• Korte opdracht
Beantwoord de volgende vragen aan de hand van de bron over aardmagnetisme:
(a) Op welk schiereiland is de magnetische zuidpool gelegen?
(b) Welke naam dragen de lijnen die punten van gelijke declinatie verbinden?
(c) Waar worden in Nederland de tijdelijke veranderingen van de magnetische componenten geregistreerd?

• Bron
▼▼▼

Winkler Prins Encyclopedie

E. de Bruyne, G.B.J. Hiltermann en H.R. Hoetink (1947)

Gepubliceerd op 17-06-2022

Aardmagnetisme

betekenis & definitie

De aarde gedraagt zich als een grote magneet (z magnetisme), die zijn magnetische zuidpool heeft dicht bij de geografische noordpool, de magnetische noordpool ligt in de buurt van de geografische zuidpool. De coördinaten van de magnetische zuidpool zijn ongeveer: 70°,5 N.Br. en 95°,5 W.L.

De magnetische zuidpool is gelegen op het schiereiland Boothia Felix, in N.-Amerika.Aan het feit, dat de magnetische polen in de buurt liggen van de geografische polen, dankt het aardmagnetisme zijn grote practische betekenis voor de scheepvaart, doordat een magneetnaald, die om haar zwaartepunt in een horizontaal vlak kan draaien (kompas), zich in de richting Noord-Zuid zal plaatsen. Intussen is deze richting niet volkomen; de hoek tussen de richting van de kompasnaald en de geografische noordrichting noemt men de declinatie. Voor den zeeman is het noodzakelijk, dat hij voor elke plaats op aarde de waarde van de declinatie kent (door hem meestal variatie genoemd.

Punten van gelijke declinatie zijn verbonden door lijnen, de zgn. isogonen. De dikke lijn is de zgn. agone met declinatie nul. Men kan ook de lijnen tekenen, waarlangs de magnetische veldsterkte constant is (isodynamen), of waarlangs de hoek tussen de richting van de magnetische veldsterkte en het horizontale vlak (de inclinatie) constant is: isoclinen.

In ons land was in 1946 de declinatie gemiddeld 7° West, de inclinatie 67°,5, de horizontale componente 0,2 Gauss, en de totale veldsterkte 0,5 Gauss.

De onregelmatigheden in het verloop van de isogonen en isodynamen kunnen worden toegeschreven aan onregelmatigheden in de samenstelling van de aardkorst, waardoor regionale en locale storingen ontstaan. Van grote invloed is het gehalte aan magnetiet of ijzeroer in de aardlagen.

De oorzaak van het aardmagnetisme moet in hoofdzaak binnen in de aarde gezocht worden; misschien is het aardmagneetveld een gevolg van turbulente materiestromingen in het inwendige van de aarde.

De magnetische componenten zijn onderhevig aan tijdelijke veranderingen, die met gevoelige instrumenten (variometers) geregistreerd worden. In Nederland geschieden deze registreringen in het magnetisch observatorium te Witteveen in Drente. Men onderscheidt kleine, regelmatige veranderingen, zoals de seculaire en de dagelijkse variaties, en grotere, onregelmatige veranderingen: de storingen.

De seculaire variatie uit zich in Nederland in een afname van de declinatie met 10' per jaar, de andere componenten veranderen veel minder. In andere landen zijn de variaties geheel anders: de seculaire variatie is een regionaal verschijnsel. Gemiddeld over de gehele aarde schijnt het magneetveld niet merkbaar sterker of zwakker te worden.

▲▲▲

• Lijst
▼▼▼

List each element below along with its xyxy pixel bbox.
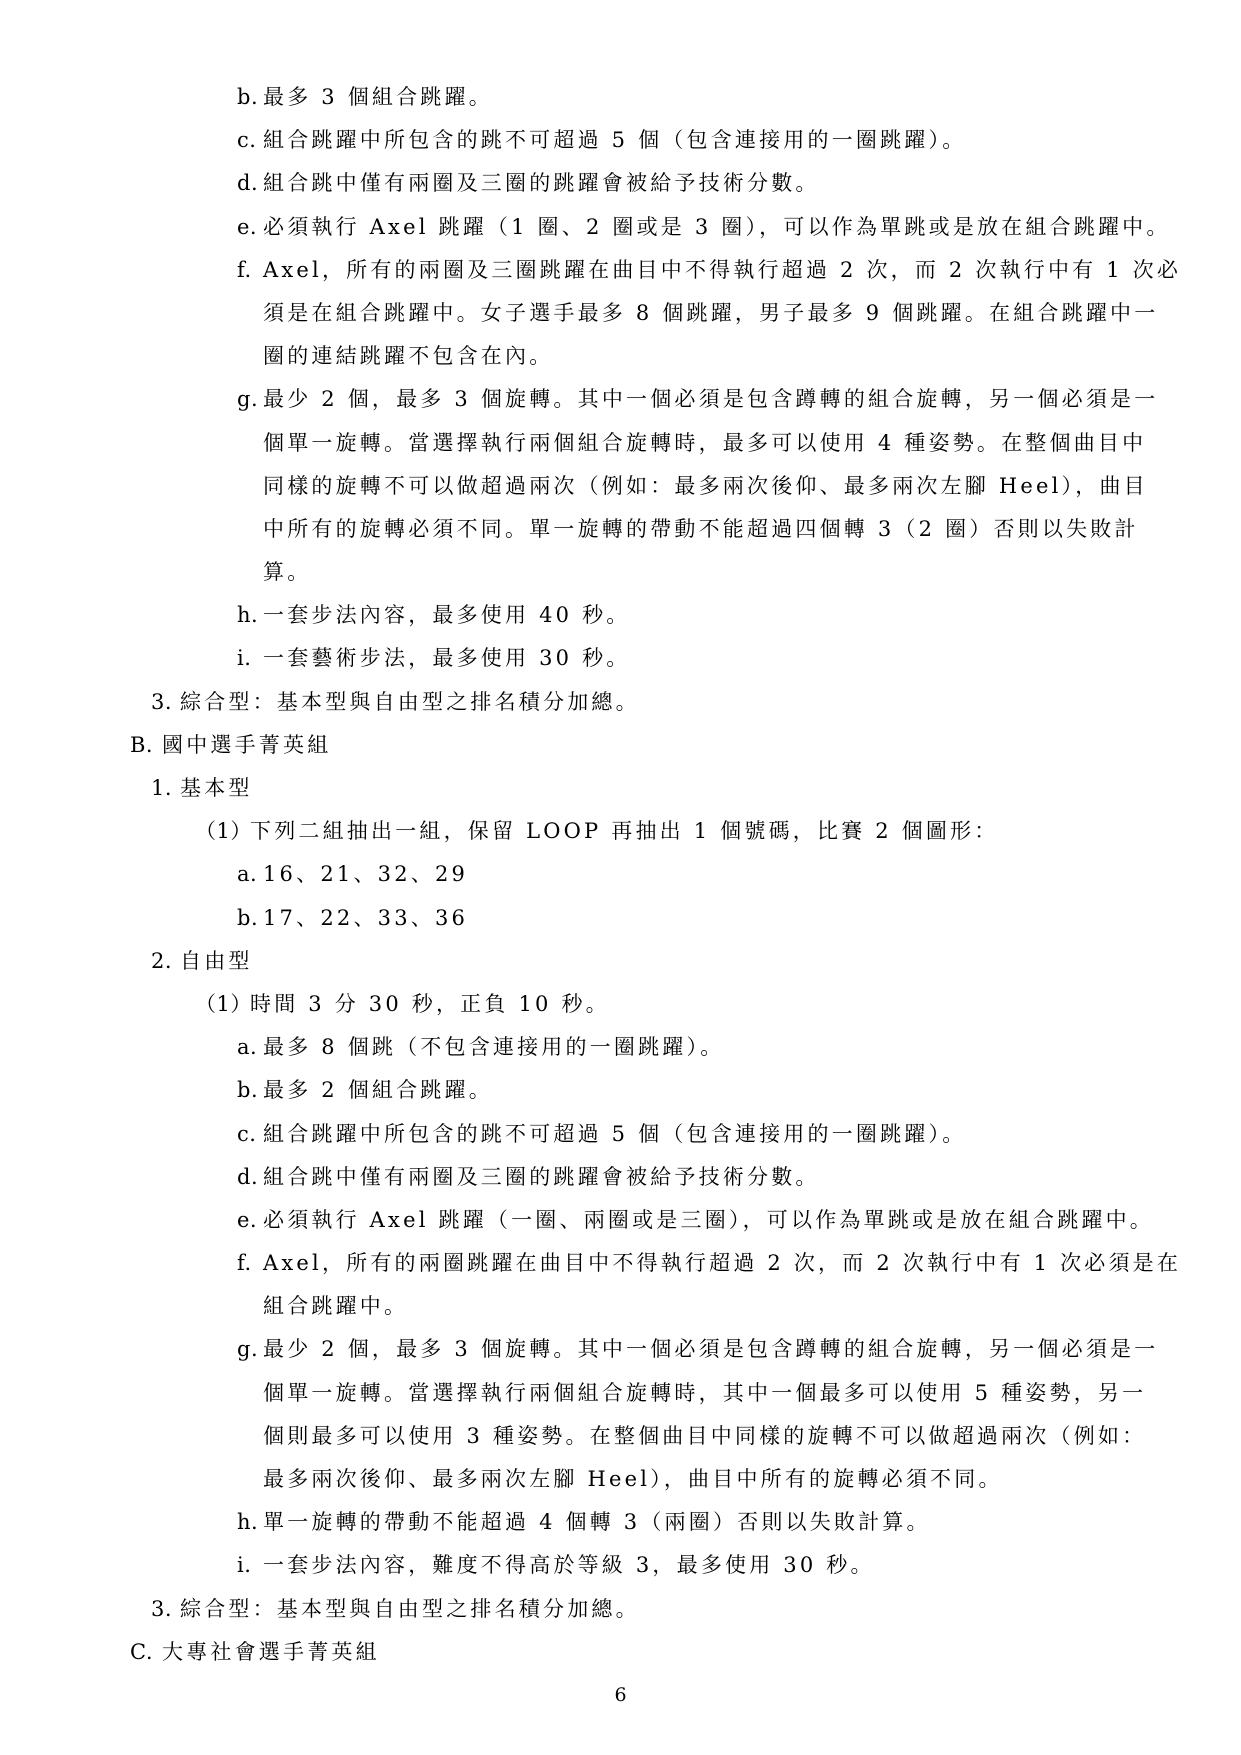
doc-line: b.最多 3 個組合跳躍。 — [0, 76, 1241, 119]
doc-line: B.國中選手菁英組 — [0, 724, 1241, 767]
doc-line: d.組合跳中僅有兩圈及三圈的跳躍會被給予技術分數。 — [0, 162, 1241, 205]
doc-line: 最多兩次後仰、最多兩次左腳 Heel），曲目中所有的旋轉必須不同。 — [0, 1458, 1241, 1501]
line-marker: h. — [237, 1501, 263, 1544]
line-text: 最多 3 個組合跳躍。 — [263, 85, 493, 109]
doc-line: b.最多 2 個組合跳躍。 — [0, 1069, 1241, 1112]
doc-line: 中所有的旋轉必須不同。單一旋轉的帶動不能超過四個轉 3（2 圈）否則以失敗計 — [0, 508, 1241, 551]
document-page: b.最多 3 個組合跳躍。c.組合跳躍中所包含的跳不可超過 5 個（包含連接用的… — [0, 0, 1241, 1755]
doc-line: d.組合跳中僅有兩圈及三圈的跳躍會被給予技術分數。 — [0, 1156, 1241, 1199]
doc-line: 須是在組合跳躍中。女子選手最多 8 個跳躍，男子最多 9 個跳躍。在組合跳躍中一 — [0, 292, 1241, 335]
line-text: 個單一旋轉。當選擇執行兩個組合旋轉時，其中一個最多可以使用 5 種姿勢，另一 — [263, 1381, 1146, 1405]
line-marker: 1. — [151, 767, 180, 810]
line-text: 最多 8 個跳（不包含連接用的一圈跳躍）。 — [263, 1035, 724, 1059]
doc-line: 同樣的旋轉不可以做超過兩次（例如：最多兩次後仰、最多兩次左腳 Heel），曲目 — [0, 465, 1241, 508]
doc-line: e.必須執行 Axel 跳躍（一圈、兩圈或是三圈），可以作為單跳或是放在組合跳躍… — [0, 1199, 1241, 1242]
line-marker: a. — [237, 1026, 263, 1069]
line-marker: 3. — [151, 1588, 180, 1631]
line-marker: （1） — [195, 983, 250, 1026]
page-number: 6 — [0, 1674, 1241, 1717]
doc-line: 3.綜合型：基本型與自由型之排名積分加總。 — [0, 681, 1241, 724]
doc-line: c.組合跳躍中所包含的跳不可超過 5 個（包含連接用的一圈跳躍）。 — [0, 1113, 1241, 1156]
document-body: b.最多 3 個組合跳躍。c.組合跳躍中所包含的跳不可超過 5 個（包含連接用的… — [0, 0, 1241, 1674]
line-marker: e. — [237, 206, 263, 249]
line-marker: f. — [237, 1242, 263, 1285]
line-text: 同樣的旋轉不可以做超過兩次（例如：最多兩次後仰、最多兩次左腳 Heel），曲目 — [263, 474, 1148, 498]
line-marker: 3. — [151, 681, 180, 724]
line-marker: b. — [237, 897, 263, 940]
line-text: 16、21、32、29 — [263, 862, 468, 886]
line-text: 17、22、33、36 — [263, 906, 468, 930]
doc-line: C.大專社會選手菁英組 — [0, 1631, 1241, 1674]
doc-line: a.最多 8 個跳（不包含連接用的一圈跳躍）。 — [0, 1026, 1241, 1069]
doc-line: a.16、21、32、29 — [0, 853, 1241, 896]
doc-line: b.17、22、33、36 — [0, 897, 1241, 940]
line-text: 一套步法內容，難度不得高於等級 3，最多使用 30 秒。 — [263, 1553, 875, 1577]
line-text: 必須執行 Axel 跳躍（一圈、兩圈或是三圈），可以作為單跳或是放在組合跳躍中。 — [263, 1208, 1154, 1232]
doc-line: （1）下列二組抽出一組，保留 LOOP 再抽出 1 個號碼，比賽 2 個圖形： — [0, 810, 1241, 853]
line-text: 必須執行 Axel 跳躍（1 圈、2 圈或是 3 圈），可以作為單跳或是放在組合… — [263, 215, 1171, 239]
line-text: 最少 2 個，最多 3 個旋轉。其中一個必須是包含蹲轉的組合旋轉，另一個必須是一 — [263, 387, 1158, 411]
doc-line: （1）時間 3 分 30 秒，正負 10 秒。 — [0, 983, 1241, 1026]
line-text: 組合跳中僅有兩圈及三圈的跳躍會被給予技術分數。 — [263, 1165, 820, 1189]
doc-line: f.Axel，所有的兩圈跳躍在曲目中不得執行超過 2 次，而 2 次執行中有 1… — [0, 1242, 1241, 1285]
line-text: 組合跳躍中所包含的跳不可超過 5 個（包含連接用的一圈跳躍）。 — [263, 1122, 966, 1146]
line-marker: f. — [237, 249, 263, 292]
doc-line: 個單一旋轉。當選擇執行兩個組合旋轉時，最多可以使用 4 種姿勢。在整個曲目中 — [0, 422, 1241, 465]
line-text: 須是在組合跳躍中。女子選手最多 8 個跳躍，男子最多 9 個跳躍。在組合跳躍中一 — [263, 301, 1158, 325]
line-text: 算。 — [263, 560, 311, 584]
line-marker: 2. — [151, 940, 180, 983]
line-marker: B. — [130, 724, 162, 767]
doc-line: e.必須執行 Axel 跳躍（1 圈、2 圈或是 3 圈），可以作為單跳或是放在… — [0, 206, 1241, 249]
line-marker: c. — [237, 119, 263, 162]
doc-line: 組合跳躍中。 — [0, 1285, 1241, 1328]
line-marker: h. — [237, 594, 263, 637]
line-marker: d. — [237, 162, 263, 205]
line-text: 國中選手菁英組 — [162, 733, 331, 757]
line-marker: b. — [237, 1069, 263, 1112]
line-marker: d. — [237, 1156, 263, 1199]
line-text: 最多兩次後仰、最多兩次左腳 Heel），曲目中所有的旋轉必須不同。 — [263, 1467, 1003, 1491]
doc-line: 個則最多可以使用 3 種姿勢。在整個曲目中同樣的旋轉不可以做超過兩次（例如： — [0, 1415, 1241, 1458]
line-text: 單一旋轉的帶動不能超過 4 個轉 3（兩圈）否則以失敗計算。 — [263, 1510, 931, 1534]
doc-line: i.一套步法內容，難度不得高於等級 3，最多使用 30 秒。 — [0, 1544, 1241, 1587]
line-marker: i. — [237, 1544, 263, 1587]
doc-line: 1.基本型 — [0, 767, 1241, 810]
line-marker: （1） — [195, 810, 250, 853]
line-text: Axel，所有的兩圈跳躍在曲目中不得執行超過 2 次，而 2 次執行中有 1 次… — [263, 1251, 1181, 1275]
line-text: 大專社會選手菁英組 — [162, 1640, 380, 1664]
doc-line: f.Axel，所有的兩圈及三圈跳躍在曲目中不得執行超過 2 次，而 2 次執行中… — [0, 249, 1241, 292]
doc-line: 算。 — [0, 551, 1241, 594]
line-text: 綜合型：基本型與自由型之排名積分加總。 — [180, 1597, 640, 1621]
line-text: 個則最多可以使用 3 種姿勢。在整個曲目中同樣的旋轉不可以做超過兩次（例如： — [263, 1424, 1146, 1448]
line-text: 組合跳中僅有兩圈及三圈的跳躍會被給予技術分數。 — [263, 171, 820, 195]
line-marker: C. — [130, 1631, 162, 1674]
doc-line: c.組合跳躍中所包含的跳不可超過 5 個（包含連接用的一圈跳躍）。 — [0, 119, 1241, 162]
line-text: 最多 2 個組合跳躍。 — [263, 1078, 493, 1102]
line-text: 組合跳躍中所包含的跳不可超過 5 個（包含連接用的一圈跳躍）。 — [263, 128, 966, 152]
line-text: 圈的連結跳躍不包含在內。 — [263, 344, 553, 368]
line-text: 自由型 — [180, 949, 253, 973]
line-text: 下列二組抽出一組，保留 LOOP 再抽出 1 個號碼，比賽 2 個圖形： — [250, 819, 998, 843]
line-marker: b. — [237, 76, 263, 119]
doc-line: g.最少 2 個，最多 3 個旋轉。其中一個必須是包含蹲轉的組合旋轉，另一個必須… — [0, 378, 1241, 421]
line-text: 一套步法內容，最多使用 40 秒。 — [263, 603, 630, 627]
doc-line: g.最少 2 個，最多 3 個旋轉。其中一個必須是包含蹲轉的組合旋轉，另一個必須… — [0, 1328, 1241, 1371]
line-text: Axel，所有的兩圈及三圈跳躍在曲目中不得執行超過 2 次，而 2 次執行中有 … — [263, 258, 1181, 282]
line-text: 最少 2 個，最多 3 個旋轉。其中一個必須是包含蹲轉的組合旋轉，另一個必須是一 — [263, 1337, 1158, 1361]
line-text: 基本型 — [180, 776, 253, 800]
doc-line: 個單一旋轉。當選擇執行兩個組合旋轉時，其中一個最多可以使用 5 種姿勢，另一 — [0, 1372, 1241, 1415]
line-text: 組合跳躍中。 — [263, 1294, 408, 1318]
line-text: 綜合型：基本型與自由型之排名積分加總。 — [180, 690, 640, 714]
line-marker: e. — [237, 1199, 263, 1242]
doc-line: h.一套步法內容，最多使用 40 秒。 — [0, 594, 1241, 637]
line-marker: g. — [237, 378, 263, 421]
doc-line: h.單一旋轉的帶動不能超過 4 個轉 3（兩圈）否則以失敗計算。 — [0, 1501, 1241, 1544]
line-text: 一套藝術步法，最多使用 30 秒。 — [263, 646, 630, 670]
doc-line: i.一套藝術步法，最多使用 30 秒。 — [0, 637, 1241, 680]
doc-line: 3.綜合型：基本型與自由型之排名積分加總。 — [0, 1588, 1241, 1631]
line-marker: a. — [237, 853, 263, 896]
line-text: 個單一旋轉。當選擇執行兩個組合旋轉時，最多可以使用 4 種姿勢。在整個曲目中 — [263, 431, 1146, 455]
line-marker: i. — [237, 637, 263, 680]
line-text: 中所有的旋轉必須不同。單一旋轉的帶動不能超過四個轉 3（2 圈）否則以失敗計 — [263, 517, 1139, 541]
line-marker: g. — [237, 1328, 263, 1371]
line-marker: c. — [237, 1113, 263, 1156]
doc-line: 2.自由型 — [0, 940, 1241, 983]
doc-line: 圈的連結跳躍不包含在內。 — [0, 335, 1241, 378]
line-text: 時間 3 分 30 秒，正負 10 秒。 — [250, 992, 610, 1016]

▲▲▲

• Antwoord
(a) Op het schiereiland Boothia Felix, in Noord-Amerika.
(b) Isogonen.
(c) In het magnetisch observatorium te Witteveen in Drente.